- [Task to carry out]
Leave out the pictures and return every entry exactly as it appears.

- [Records for processing]
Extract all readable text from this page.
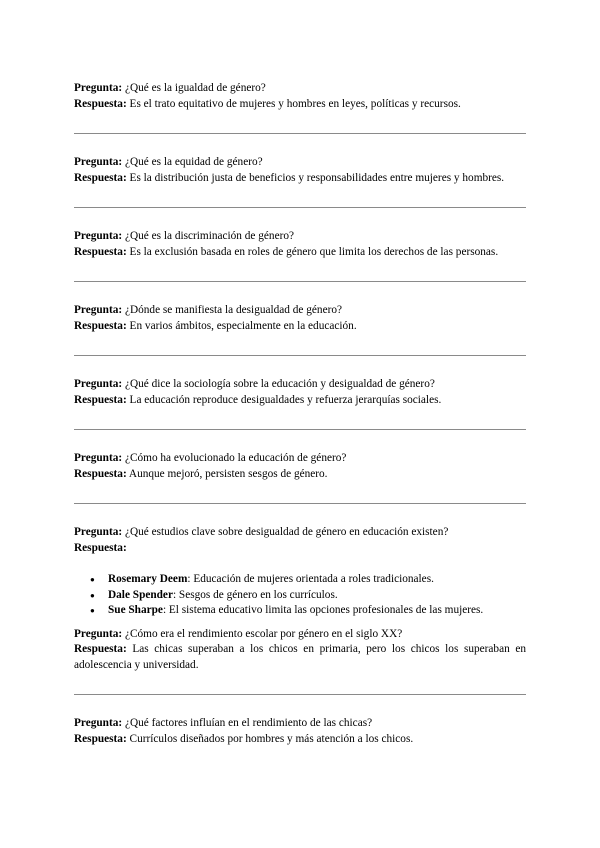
Pregunta: ¿Qué es la igualdad de género?

Respuesta: Es el trato equitativo de mujeres y hombres en leyes, políticas y recursos.

Pregunta: ¿Qué es la equidad de género?

Respuesta: Es la distribución justa de beneficios y responsabilidades entre mujeres y hombres.

Pregunta: ¿Qué es la discriminación de género?

Respuesta: Es la exclusión basada en roles de género que limita los derechos de las personas.

Pregunta: ¿Dónde se manifiesta la desigualdad de género?

Respuesta: En varios ámbitos, especialmente en la educación.

Pregunta: ¿Qué dice la sociología sobre la educación y desigualdad de género?

Respuesta: La educación reproduce desigualdades y refuerza jerarquías sociales.

Pregunta: ¿Cómo ha evolucionado la educación de género?

Respuesta: Aunque mejoró, persisten sesgos de género.

Pregunta: ¿Qué estudios clave sobre desigualdad de género en educación existen?

Respuesta:

● Rosemary Deem: Educación de mujeres orientada a roles tradicionales.
● Dale Spender: Sesgos de género en los currículos.
● Sue Sharpe: El sistema educativo limita las opciones profesionales de las mujeres.

Pregunta: ¿Cómo era el rendimiento escolar por género en el siglo XX?

Respuesta: Las chicas superaban a los chicos en primaria, pero los chicos los superaban en adolescencia y universidad.

Pregunta: ¿Qué factores influían en el rendimiento de las chicas?

Respuesta: Currículos diseñados por hombres y más atención a los chicos.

- [Exercise response]
Extract all readable text from this page.
Pregunta: ¿Qué es la igualdad de género?

Respuesta: Es el trato equitativo de mujeres y hombres en leyes, políticas y recursos.

Pregunta: ¿Qué es la equidad de género?

Respuesta: Es la distribución justa de beneficios y responsabilidades entre mujeres y hombres.

Pregunta: ¿Qué es la discriminación de género?

Respuesta: Es la exclusión basada en roles de género que limita los derechos de las personas.

Pregunta: ¿Dónde se manifiesta la desigualdad de género?

Respuesta: En varios ámbitos, especialmente en la educación.

Pregunta: ¿Qué dice la sociología sobre la educación y desigualdad de género?

Respuesta: La educación reproduce desigualdades y refuerza jerarquías sociales.

Pregunta: ¿Cómo ha evolucionado la educación de género?

Respuesta: Aunque mejoró, persisten sesgos de género.

Pregunta: ¿Qué estudios clave sobre desigualdad de género en educación existen?

Respuesta:

● Rosemary Deem: Educación de mujeres orientada a roles tradicionales.
● Dale Spender: Sesgos de género en los currículos.
● Sue Sharpe: El sistema educativo limita las opciones profesionales de las mujeres.

Pregunta: ¿Cómo era el rendimiento escolar por género en el siglo XX?

Respuesta: Las chicas superaban a los chicos en primaria, pero los chicos los superaban en adolescencia y universidad.

Pregunta: ¿Qué factores influían en el rendimiento de las chicas?

Respuesta: Currículos diseñados por hombres y más atención a los chicos.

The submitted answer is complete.